**EXERCISE TASK:**
Return the full listing exactly as it is written.

[Stored data entries]
•••••

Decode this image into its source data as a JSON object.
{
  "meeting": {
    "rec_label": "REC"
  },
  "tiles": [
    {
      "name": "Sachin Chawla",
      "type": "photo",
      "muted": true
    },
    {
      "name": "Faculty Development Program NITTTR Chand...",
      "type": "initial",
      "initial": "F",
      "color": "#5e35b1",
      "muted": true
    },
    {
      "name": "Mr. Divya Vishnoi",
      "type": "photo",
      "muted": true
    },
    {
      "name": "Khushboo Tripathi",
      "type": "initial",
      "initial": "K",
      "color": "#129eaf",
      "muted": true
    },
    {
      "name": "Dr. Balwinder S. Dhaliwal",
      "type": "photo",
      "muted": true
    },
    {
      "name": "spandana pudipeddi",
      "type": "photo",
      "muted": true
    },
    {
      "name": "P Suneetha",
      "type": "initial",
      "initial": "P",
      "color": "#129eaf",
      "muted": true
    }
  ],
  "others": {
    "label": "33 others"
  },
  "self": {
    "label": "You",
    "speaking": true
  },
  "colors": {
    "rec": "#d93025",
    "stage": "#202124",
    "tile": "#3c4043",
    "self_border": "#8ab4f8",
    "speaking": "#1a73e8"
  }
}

•••••

**WORKED SOLUTION:**
Decode this image into its source data as a JSON object.
{
  "meeting": {
    "rec_label": "REC"
  },
  "tiles": [
    {
      "name": "Sachin Chawla",
      "type": "photo",
      "muted": true
    },
    {
      "name": "Faculty Development Program NITTTR Chand...",
      "type": "initial",
      "initial": "F",
      "color": "#5e35b1",
      "muted": true
    },
    {
      "name": "Mr. Divya Vishnoi",
      "type": "photo",
      "muted": true
    },
    {
      "name": "Khushboo Tripathi",
      "type": "initial",
      "initial": "K",
      "color": "#129eaf",
      "muted": true
    },
    {
      "name": "Dr. Balwinder S. Dhaliwal",
      "type": "photo",
      "muted": true
    },
    {
      "name": "spandana pudipeddi",
      "type": "photo",
      "muted": true
    },
    {
      "name": "P Suneetha",
      "type": "initial",
      "initial": "P",
      "color": "#129eaf",
      "muted": true
    }
  ],
  "others": {
    "label": "33 others"
  },
  "self": {
    "label": "You",
    "speaking": true
  },
  "colors": {
    "rec": "#d93025",
    "stage": "#202124",
    "tile": "#3c4043",
    "self_border": "#8ab4f8",
    "speaking": "#1a73e8"
  }
}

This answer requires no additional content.